### Written exercise
Locate all lines in the data below that hold "title" and show them.

### Information provided
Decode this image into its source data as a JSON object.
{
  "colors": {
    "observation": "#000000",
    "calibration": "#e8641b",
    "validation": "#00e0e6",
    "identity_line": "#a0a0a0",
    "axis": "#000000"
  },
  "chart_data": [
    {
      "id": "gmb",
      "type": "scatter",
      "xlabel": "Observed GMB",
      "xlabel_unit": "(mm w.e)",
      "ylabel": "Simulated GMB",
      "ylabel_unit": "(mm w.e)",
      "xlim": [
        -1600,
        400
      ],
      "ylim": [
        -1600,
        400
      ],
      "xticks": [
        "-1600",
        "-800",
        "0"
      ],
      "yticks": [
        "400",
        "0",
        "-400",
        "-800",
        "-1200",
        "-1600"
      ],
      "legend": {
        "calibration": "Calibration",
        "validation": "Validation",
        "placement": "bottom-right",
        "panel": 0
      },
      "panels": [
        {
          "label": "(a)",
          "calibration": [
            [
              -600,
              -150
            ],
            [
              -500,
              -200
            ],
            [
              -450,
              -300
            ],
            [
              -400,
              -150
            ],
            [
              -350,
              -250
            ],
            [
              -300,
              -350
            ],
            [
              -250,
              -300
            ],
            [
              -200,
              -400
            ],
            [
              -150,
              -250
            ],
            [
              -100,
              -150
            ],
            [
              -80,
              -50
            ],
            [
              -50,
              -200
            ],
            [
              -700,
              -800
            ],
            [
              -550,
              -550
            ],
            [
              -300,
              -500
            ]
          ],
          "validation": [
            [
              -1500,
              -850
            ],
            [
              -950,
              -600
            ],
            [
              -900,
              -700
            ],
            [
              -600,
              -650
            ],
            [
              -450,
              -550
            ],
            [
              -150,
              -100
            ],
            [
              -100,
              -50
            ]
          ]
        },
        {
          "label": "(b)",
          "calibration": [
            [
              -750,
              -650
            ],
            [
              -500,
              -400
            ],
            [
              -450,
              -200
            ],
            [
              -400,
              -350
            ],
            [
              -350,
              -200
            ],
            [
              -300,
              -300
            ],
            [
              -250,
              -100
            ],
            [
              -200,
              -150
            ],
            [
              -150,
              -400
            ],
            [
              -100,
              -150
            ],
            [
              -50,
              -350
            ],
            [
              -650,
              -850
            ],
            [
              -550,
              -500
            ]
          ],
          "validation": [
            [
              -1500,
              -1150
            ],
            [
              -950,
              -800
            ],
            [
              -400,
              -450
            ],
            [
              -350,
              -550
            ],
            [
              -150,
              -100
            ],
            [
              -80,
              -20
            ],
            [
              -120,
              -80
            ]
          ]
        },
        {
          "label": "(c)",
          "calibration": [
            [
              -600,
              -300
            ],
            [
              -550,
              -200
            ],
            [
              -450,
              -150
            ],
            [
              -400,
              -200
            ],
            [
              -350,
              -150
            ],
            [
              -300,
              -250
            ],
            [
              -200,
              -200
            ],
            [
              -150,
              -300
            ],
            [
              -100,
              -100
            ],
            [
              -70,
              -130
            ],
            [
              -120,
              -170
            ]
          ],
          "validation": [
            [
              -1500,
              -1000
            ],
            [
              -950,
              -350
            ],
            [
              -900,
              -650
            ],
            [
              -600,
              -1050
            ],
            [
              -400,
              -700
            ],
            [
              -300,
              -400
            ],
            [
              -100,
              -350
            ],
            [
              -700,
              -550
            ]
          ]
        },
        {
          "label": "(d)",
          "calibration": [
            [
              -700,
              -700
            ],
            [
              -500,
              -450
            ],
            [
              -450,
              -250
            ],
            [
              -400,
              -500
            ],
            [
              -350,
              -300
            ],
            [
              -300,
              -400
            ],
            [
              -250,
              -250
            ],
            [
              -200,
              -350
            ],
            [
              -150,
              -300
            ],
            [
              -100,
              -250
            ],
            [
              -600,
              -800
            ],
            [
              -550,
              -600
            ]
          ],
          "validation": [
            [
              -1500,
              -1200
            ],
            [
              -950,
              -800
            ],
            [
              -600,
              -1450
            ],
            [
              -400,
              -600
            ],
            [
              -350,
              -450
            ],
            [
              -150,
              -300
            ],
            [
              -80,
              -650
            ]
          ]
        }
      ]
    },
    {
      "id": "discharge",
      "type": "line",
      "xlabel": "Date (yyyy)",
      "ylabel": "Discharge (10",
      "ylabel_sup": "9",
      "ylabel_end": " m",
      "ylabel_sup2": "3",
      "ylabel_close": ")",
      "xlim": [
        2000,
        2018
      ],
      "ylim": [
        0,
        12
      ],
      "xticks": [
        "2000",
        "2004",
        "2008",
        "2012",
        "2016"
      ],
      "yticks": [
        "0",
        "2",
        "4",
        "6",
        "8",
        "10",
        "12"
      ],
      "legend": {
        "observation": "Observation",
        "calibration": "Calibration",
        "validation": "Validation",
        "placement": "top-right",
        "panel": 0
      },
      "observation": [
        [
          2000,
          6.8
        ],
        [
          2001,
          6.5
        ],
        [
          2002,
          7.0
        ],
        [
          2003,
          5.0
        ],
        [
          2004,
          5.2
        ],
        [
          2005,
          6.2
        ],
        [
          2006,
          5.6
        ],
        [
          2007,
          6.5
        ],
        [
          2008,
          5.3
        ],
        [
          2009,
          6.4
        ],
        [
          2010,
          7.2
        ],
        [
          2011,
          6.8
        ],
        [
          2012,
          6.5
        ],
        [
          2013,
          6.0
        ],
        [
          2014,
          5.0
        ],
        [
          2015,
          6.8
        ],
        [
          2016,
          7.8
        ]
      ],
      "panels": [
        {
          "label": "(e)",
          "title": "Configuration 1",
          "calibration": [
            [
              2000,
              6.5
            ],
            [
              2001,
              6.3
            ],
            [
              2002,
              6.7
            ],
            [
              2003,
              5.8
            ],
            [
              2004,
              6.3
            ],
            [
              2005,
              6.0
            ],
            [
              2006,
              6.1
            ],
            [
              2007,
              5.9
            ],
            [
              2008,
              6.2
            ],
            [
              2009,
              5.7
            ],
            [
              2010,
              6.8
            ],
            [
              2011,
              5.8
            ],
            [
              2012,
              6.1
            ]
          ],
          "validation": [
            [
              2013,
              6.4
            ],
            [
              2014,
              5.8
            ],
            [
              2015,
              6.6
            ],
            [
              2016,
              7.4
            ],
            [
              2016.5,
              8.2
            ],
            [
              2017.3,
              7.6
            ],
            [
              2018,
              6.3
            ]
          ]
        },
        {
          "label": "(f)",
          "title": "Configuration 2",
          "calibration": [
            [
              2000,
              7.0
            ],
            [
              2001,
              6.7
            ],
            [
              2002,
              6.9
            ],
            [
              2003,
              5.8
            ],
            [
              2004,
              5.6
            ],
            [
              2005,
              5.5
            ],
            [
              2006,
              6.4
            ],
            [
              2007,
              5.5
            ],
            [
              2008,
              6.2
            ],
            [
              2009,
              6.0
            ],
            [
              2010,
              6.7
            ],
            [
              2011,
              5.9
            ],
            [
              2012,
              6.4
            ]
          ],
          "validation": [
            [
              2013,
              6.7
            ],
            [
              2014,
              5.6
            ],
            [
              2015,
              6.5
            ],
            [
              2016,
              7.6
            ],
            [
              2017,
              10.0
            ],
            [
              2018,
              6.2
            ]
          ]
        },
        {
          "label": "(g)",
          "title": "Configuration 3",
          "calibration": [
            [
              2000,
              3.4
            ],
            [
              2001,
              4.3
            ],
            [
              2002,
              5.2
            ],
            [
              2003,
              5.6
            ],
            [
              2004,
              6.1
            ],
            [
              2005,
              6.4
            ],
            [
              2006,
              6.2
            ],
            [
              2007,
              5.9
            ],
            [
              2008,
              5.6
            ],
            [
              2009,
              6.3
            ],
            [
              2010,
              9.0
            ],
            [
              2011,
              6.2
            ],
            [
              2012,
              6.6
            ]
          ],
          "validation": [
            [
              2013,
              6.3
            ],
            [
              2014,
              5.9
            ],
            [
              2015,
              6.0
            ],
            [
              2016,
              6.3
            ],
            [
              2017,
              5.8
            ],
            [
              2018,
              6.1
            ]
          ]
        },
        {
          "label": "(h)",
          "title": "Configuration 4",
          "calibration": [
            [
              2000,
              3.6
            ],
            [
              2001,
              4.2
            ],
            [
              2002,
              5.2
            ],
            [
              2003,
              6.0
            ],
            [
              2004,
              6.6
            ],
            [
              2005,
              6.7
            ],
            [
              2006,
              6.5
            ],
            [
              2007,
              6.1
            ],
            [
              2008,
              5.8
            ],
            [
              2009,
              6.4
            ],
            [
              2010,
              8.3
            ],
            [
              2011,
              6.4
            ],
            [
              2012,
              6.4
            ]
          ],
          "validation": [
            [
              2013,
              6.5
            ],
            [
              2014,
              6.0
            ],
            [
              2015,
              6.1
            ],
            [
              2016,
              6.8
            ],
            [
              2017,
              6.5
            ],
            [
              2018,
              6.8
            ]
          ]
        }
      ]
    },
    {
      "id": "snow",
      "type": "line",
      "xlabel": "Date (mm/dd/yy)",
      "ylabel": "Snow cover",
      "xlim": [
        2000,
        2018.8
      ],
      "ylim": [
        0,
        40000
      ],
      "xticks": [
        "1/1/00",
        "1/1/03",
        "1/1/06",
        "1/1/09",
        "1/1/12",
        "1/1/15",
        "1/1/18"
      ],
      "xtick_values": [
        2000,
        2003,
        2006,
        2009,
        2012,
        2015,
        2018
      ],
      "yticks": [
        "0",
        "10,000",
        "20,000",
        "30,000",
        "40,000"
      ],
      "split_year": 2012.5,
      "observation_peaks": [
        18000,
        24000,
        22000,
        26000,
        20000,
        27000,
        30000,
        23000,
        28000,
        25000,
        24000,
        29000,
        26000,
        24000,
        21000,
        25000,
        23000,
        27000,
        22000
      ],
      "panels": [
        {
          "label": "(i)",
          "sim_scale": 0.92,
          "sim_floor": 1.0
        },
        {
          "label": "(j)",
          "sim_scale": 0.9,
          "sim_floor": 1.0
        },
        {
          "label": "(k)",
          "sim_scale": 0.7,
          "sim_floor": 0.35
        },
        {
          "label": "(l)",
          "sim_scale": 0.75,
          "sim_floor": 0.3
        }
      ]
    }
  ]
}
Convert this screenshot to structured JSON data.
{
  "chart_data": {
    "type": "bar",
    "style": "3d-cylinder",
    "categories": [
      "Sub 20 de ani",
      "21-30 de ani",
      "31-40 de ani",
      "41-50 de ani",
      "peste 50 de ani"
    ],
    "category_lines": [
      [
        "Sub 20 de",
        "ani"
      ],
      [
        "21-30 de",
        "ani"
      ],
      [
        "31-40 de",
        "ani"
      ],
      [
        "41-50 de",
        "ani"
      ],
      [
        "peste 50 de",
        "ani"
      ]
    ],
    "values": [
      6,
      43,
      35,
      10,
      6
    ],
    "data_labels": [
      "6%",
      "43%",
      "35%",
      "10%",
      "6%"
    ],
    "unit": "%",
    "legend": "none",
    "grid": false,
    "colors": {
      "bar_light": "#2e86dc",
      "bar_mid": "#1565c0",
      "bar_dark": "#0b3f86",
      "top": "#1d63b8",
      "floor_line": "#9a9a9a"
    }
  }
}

### Response below
          "title": "Configuration 1",
          "title": "Configuration 2",
          "title": "Configuration 3",
          "title": "Configuration 4",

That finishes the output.